### Required task
Images should be left out, and everything else in the listing reproduced exactly.

──────── Given entries

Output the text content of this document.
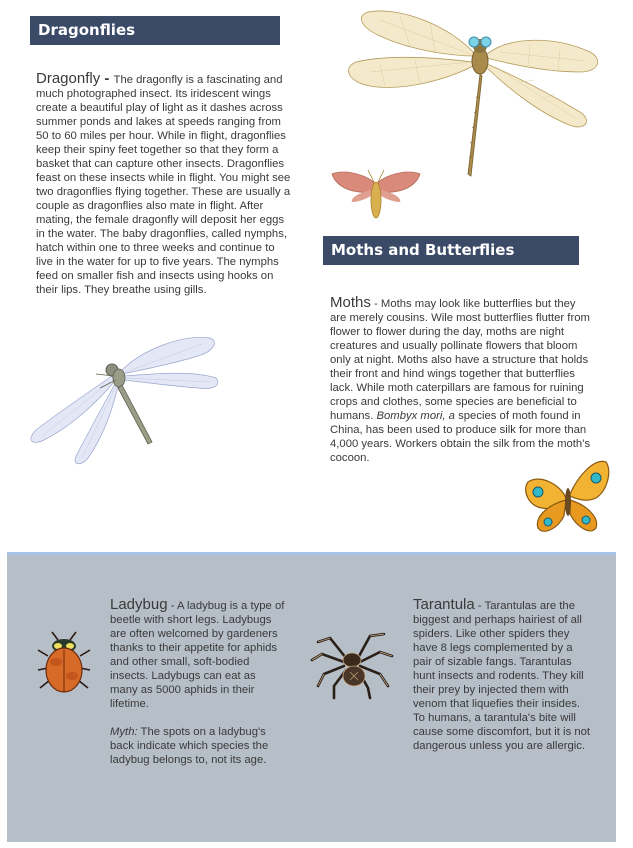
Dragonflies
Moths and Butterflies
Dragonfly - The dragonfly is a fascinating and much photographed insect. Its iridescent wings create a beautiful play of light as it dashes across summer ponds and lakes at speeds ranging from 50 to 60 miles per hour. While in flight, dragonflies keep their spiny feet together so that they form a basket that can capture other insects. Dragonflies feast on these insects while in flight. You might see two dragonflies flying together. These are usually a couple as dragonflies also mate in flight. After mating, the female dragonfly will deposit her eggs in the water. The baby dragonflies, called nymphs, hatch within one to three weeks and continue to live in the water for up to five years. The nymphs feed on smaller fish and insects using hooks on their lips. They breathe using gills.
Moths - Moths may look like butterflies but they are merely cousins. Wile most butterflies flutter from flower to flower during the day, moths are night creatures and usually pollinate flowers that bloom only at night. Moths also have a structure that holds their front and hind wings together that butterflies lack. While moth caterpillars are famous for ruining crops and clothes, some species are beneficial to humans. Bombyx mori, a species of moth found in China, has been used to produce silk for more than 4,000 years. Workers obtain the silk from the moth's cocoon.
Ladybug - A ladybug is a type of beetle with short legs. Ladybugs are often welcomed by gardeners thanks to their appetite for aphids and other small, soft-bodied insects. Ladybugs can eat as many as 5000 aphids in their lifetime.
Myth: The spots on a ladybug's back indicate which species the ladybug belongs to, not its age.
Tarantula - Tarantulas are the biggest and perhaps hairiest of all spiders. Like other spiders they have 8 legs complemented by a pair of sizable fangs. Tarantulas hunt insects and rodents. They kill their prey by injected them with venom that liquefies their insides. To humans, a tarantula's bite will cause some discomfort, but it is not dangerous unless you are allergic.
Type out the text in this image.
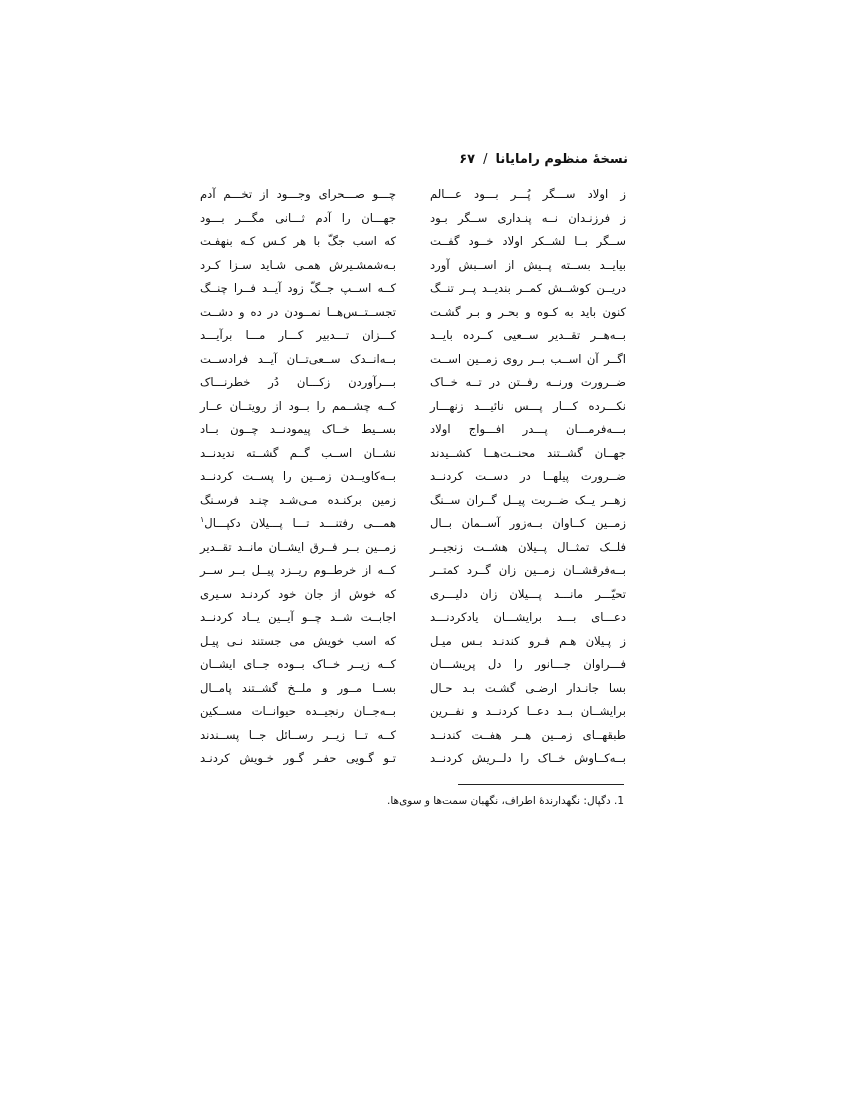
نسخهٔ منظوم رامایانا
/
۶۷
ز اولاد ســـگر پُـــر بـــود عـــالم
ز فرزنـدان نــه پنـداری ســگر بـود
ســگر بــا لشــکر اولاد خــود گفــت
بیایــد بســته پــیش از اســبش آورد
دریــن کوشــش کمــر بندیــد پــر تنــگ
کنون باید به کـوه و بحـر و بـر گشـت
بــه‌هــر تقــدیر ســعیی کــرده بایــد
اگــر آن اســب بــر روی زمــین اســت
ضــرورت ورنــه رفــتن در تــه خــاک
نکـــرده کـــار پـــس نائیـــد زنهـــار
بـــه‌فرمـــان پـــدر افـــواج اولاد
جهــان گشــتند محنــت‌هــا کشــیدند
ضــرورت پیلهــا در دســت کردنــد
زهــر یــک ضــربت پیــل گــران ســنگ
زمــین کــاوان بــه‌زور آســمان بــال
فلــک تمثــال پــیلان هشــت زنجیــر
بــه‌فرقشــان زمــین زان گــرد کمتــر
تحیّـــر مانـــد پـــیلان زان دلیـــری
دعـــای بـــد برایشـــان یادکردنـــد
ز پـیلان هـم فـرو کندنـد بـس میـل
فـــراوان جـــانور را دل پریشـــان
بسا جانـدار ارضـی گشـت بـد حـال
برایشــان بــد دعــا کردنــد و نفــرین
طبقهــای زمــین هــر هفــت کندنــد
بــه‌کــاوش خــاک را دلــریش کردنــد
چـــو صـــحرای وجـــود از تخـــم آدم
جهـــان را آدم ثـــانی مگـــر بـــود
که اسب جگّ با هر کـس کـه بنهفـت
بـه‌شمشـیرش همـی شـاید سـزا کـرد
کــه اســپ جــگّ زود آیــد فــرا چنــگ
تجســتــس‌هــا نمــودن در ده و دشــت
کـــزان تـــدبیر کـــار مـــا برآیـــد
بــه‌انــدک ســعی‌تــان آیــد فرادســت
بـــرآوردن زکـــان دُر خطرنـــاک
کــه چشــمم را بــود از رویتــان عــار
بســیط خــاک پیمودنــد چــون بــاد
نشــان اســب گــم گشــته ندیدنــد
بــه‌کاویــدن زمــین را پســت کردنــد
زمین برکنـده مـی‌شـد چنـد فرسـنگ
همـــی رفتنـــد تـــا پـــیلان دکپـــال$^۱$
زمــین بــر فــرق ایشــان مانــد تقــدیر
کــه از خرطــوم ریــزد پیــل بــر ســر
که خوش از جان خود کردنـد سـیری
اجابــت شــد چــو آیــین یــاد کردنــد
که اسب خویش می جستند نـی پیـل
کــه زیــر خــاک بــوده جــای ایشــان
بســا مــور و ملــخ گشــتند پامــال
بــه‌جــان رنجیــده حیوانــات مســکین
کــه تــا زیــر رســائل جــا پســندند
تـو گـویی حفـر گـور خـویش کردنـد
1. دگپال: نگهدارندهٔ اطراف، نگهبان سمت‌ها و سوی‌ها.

────────────────

### Full answer
Output the text content of this document.
Dragonflies
Moths and Butterflies
Dragonfly - The dragonfly is a fascinating and much photographed insect. Its iridescent wings create a beautiful play of light as it dashes across summer ponds and lakes at speeds ranging from 50 to 60 miles per hour. While in flight, dragonflies keep their spiny feet together so that they form a basket that can capture other insects. Dragonflies feast on these insects while in flight. You might see two dragonflies flying together. These are usually a couple as dragonflies also mate in flight. After mating, the female dragonfly will deposit her eggs in the water. The baby dragonflies, called nymphs, hatch within one to three weeks and continue to live in the water for up to five years. The nymphs feed on smaller fish and insects using hooks on their lips. They breathe using gills.
Moths - Moths may look like butterflies but they are merely cousins. Wile most butterflies flutter from flower to flower during the day, moths are night creatures and usually pollinate flowers that bloom only at night. Moths also have a structure that holds their front and hind wings together that butterflies lack. While moth caterpillars are famous for ruining crops and clothes, some species are beneficial to humans. Bombyx mori, a species of moth found in China, has been used to produce silk for more than 4,000 years. Workers obtain the silk from the moth's cocoon.
Ladybug - A ladybug is a type of beetle with short legs. Ladybugs are often welcomed by gardeners thanks to their appetite for aphids and other small, soft-bodied insects. Ladybugs can eat as many as 5000 aphids in their lifetime.
Myth: The spots on a ladybug's back indicate which species the ladybug belongs to, not its age.
Tarantula - Tarantulas are the biggest and perhaps hairiest of all spiders. Like other spiders they have 8 legs complemented by a pair of sizable fangs. Tarantulas hunt insects and rodents. They kill their prey by injected them with venom that liquefies their insides. To humans, a tarantula's bite will cause some discomfort, but it is not dangerous unless you are allergic.
Type out the text in this image.
نسخهٔ منظوم رامایانا
/
۶۷
ز اولاد ســـگر پُـــر بـــود عـــالم
ز فرزنـدان نــه پنـداری ســگر بـود
ســگر بــا لشــکر اولاد خــود گفــت
بیایــد بســته پــیش از اســبش آورد
دریــن کوشــش کمــر بندیــد پــر تنــگ
کنون باید به کـوه و بحـر و بـر گشـت
بــه‌هــر تقــدیر ســعیی کــرده بایــد
اگــر آن اســب بــر روی زمــین اســت
ضــرورت ورنــه رفــتن در تــه خــاک
نکـــرده کـــار پـــس نائیـــد زنهـــار
بـــه‌فرمـــان پـــدر افـــواج اولاد
جهــان گشــتند محنــت‌هــا کشــیدند
ضــرورت پیلهــا در دســت کردنــد
زهــر یــک ضــربت پیــل گــران ســنگ
زمــین کــاوان بــه‌زور آســمان بــال
فلــک تمثــال پــیلان هشــت زنجیــر
بــه‌فرقشــان زمــین زان گــرد کمتــر
تحیّـــر مانـــد پـــیلان زان دلیـــری
دعـــای بـــد برایشـــان یادکردنـــد
ز پـیلان هـم فـرو کندنـد بـس میـل
فـــراوان جـــانور را دل پریشـــان
بسا جانـدار ارضـی گشـت بـد حـال
برایشــان بــد دعــا کردنــد و نفــرین
طبقهــای زمــین هــر هفــت کندنــد
بــه‌کــاوش خــاک را دلــریش کردنــد
چـــو صـــحرای وجـــود از تخـــم آدم
جهـــان را آدم ثـــانی مگـــر بـــود
که اسب جگّ با هر کـس کـه بنهفـت
بـه‌شمشـیرش همـی شـاید سـزا کـرد
کــه اســپ جــگّ زود آیــد فــرا چنــگ
تجســتــس‌هــا نمــودن در ده و دشــت
کـــزان تـــدبیر کـــار مـــا برآیـــد
بــه‌انــدک ســعی‌تــان آیــد فرادســت
بـــرآوردن زکـــان دُر خطرنـــاک
کــه چشــمم را بــود از رویتــان عــار
بســیط خــاک پیمودنــد چــون بــاد
نشــان اســب گــم گشــته ندیدنــد
بــه‌کاویــدن زمــین را پســت کردنــد
زمین برکنـده مـی‌شـد چنـد فرسـنگ
همـــی رفتنـــد تـــا پـــیلان دکپـــال$^۱$
زمــین بــر فــرق ایشــان مانــد تقــدیر
کــه از خرطــوم ریــزد پیــل بــر ســر
که خوش از جان خود کردنـد سـیری
اجابــت شــد چــو آیــین یــاد کردنــد
که اسب خویش می جستند نـی پیـل
کــه زیــر خــاک بــوده جــای ایشــان
بســا مــور و ملــخ گشــتند پامــال
بــه‌جــان رنجیــده حیوانــات مســکین
کــه تــا زیــر رســائل جــا پســندند
تـو گـویی حفـر گـور خـویش کردنـد
1. دگپال: نگهدارندهٔ اطراف، نگهبان سمت‌ها و سوی‌ها.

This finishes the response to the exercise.